### DESCRIPTION OF THE TASK
Retype all of the listing exactly, passing over any picture you find.

>> start

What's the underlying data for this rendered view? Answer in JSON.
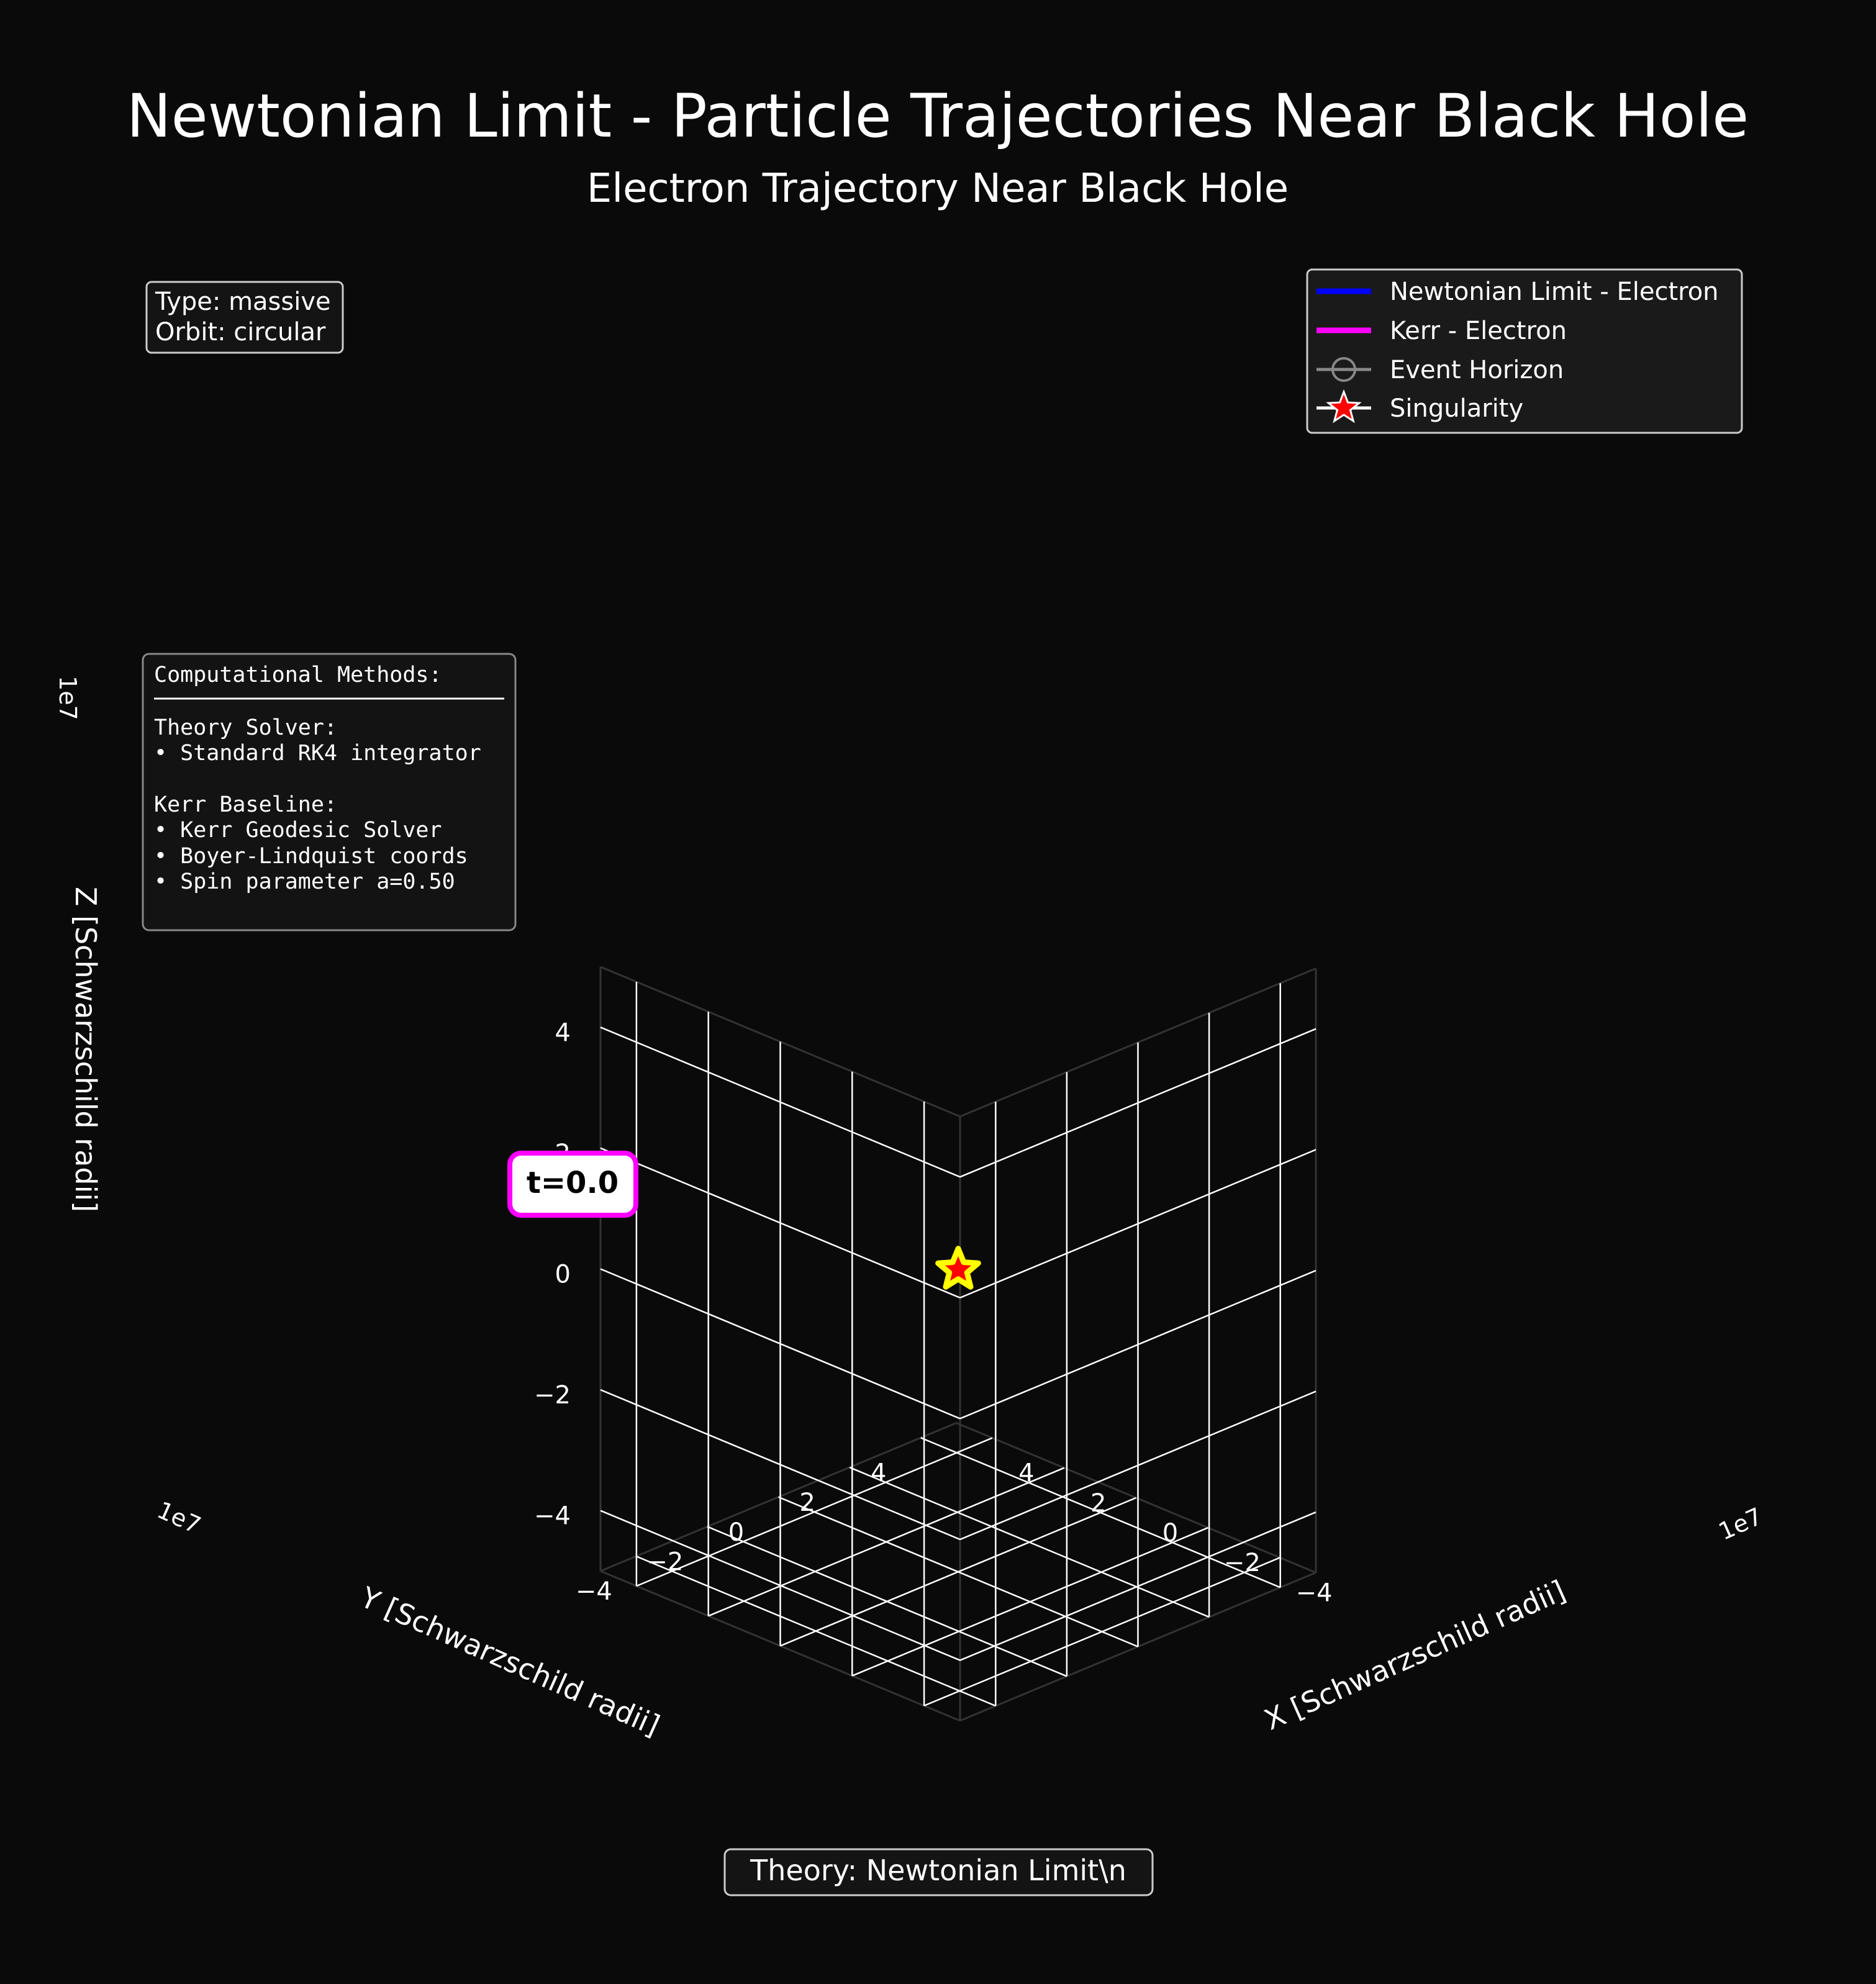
{
  "chart_data": {
    "type": "line3d",
    "title": "Newtonian Limit - Particle Trajectories Near Black Hole",
    "subtitle": "Electron Trajectory Near Black Hole",
    "xlabel": "X [Schwarzschild radii]",
    "ylabel": "Y [Schwarzschild radii]",
    "zlabel": "Z [Schwarzschild radii]",
    "axis_multiplier": "1e7",
    "xlim": [
      -5,
      5
    ],
    "ylim": [
      -5,
      5
    ],
    "zlim": [
      -5,
      5
    ],
    "x_ticks": [
      "−4",
      "−2",
      "0",
      "2",
      "4"
    ],
    "y_ticks": [
      "−4",
      "−2",
      "0",
      "2",
      "4"
    ],
    "z_ticks": [
      "−4",
      "−2",
      "0",
      "2",
      "4"
    ],
    "grid": true,
    "legend_position": "top-right",
    "series": [
      {
        "name": "Newtonian Limit - Electron",
        "color": "#0000ff",
        "style": "line",
        "points": []
      },
      {
        "name": "Kerr - Electron",
        "color": "#ff00ff",
        "style": "line",
        "points": []
      },
      {
        "name": "Event Horizon",
        "color": "#888888",
        "style": "circle-marker"
      },
      {
        "name": "Singularity",
        "color": "#ff0000",
        "style": "star-marker",
        "points": [
          [
            0,
            0,
            0
          ]
        ]
      }
    ],
    "singularity_marker": {
      "x": 0,
      "y": 0,
      "z": 0,
      "fill": "#ff0000",
      "edge": "#ffff00"
    },
    "time_label": "t=0.0"
  },
  "info_box": {
    "line1": "Type: massive",
    "line2": "Orbit: circular"
  },
  "methods_box": {
    "heading": "Computational Methods:",
    "theory_heading": "Theory Solver:",
    "theory_item1": "• Standard RK4 integrator",
    "kerr_heading": "Kerr Baseline:",
    "kerr_item1": "• Kerr Geodesic Solver",
    "kerr_item2": "• Boyer-Lindquist coords",
    "kerr_item3": "• Spin parameter a=0.50"
  },
  "footer": {
    "theory_label": "Theory: Newtonian Limit\\n"
  }
}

>> end

### RIGHT ANSWER
What's the underlying data for this rendered view? Answer in JSON.
{
  "chart_data": {
    "type": "line3d",
    "title": "Newtonian Limit - Particle Trajectories Near Black Hole",
    "subtitle": "Electron Trajectory Near Black Hole",
    "xlabel": "X [Schwarzschild radii]",
    "ylabel": "Y [Schwarzschild radii]",
    "zlabel": "Z [Schwarzschild radii]",
    "axis_multiplier": "1e7",
    "xlim": [
      -5,
      5
    ],
    "ylim": [
      -5,
      5
    ],
    "zlim": [
      -5,
      5
    ],
    "x_ticks": [
      "−4",
      "−2",
      "0",
      "2",
      "4"
    ],
    "y_ticks": [
      "−4",
      "−2",
      "0",
      "2",
      "4"
    ],
    "z_ticks": [
      "−4",
      "−2",
      "0",
      "2",
      "4"
    ],
    "grid": true,
    "legend_position": "top-right",
    "series": [
      {
        "name": "Newtonian Limit - Electron",
        "color": "#0000ff",
        "style": "line",
        "points": []
      },
      {
        "name": "Kerr - Electron",
        "color": "#ff00ff",
        "style": "line",
        "points": []
      },
      {
        "name": "Event Horizon",
        "color": "#888888",
        "style": "circle-marker"
      },
      {
        "name": "Singularity",
        "color": "#ff0000",
        "style": "star-marker",
        "points": [
          [
            0,
            0,
            0
          ]
        ]
      }
    ],
    "singularity_marker": {
      "x": 0,
      "y": 0,
      "z": 0,
      "fill": "#ff0000",
      "edge": "#ffff00"
    },
    "time_label": "t=0.0"
  },
  "info_box": {
    "line1": "Type: massive",
    "line2": "Orbit: circular"
  },
  "methods_box": {
    "heading": "Computational Methods:",
    "theory_heading": "Theory Solver:",
    "theory_item1": "• Standard RK4 integrator",
    "kerr_heading": "Kerr Baseline:",
    "kerr_item1": "• Kerr Geodesic Solver",
    "kerr_item2": "• Boyer-Lindquist coords",
    "kerr_item3": "• Spin parameter a=0.50"
  },
  "footer": {
    "theory_label": "Theory: Newtonian Limit\\n"
  }
}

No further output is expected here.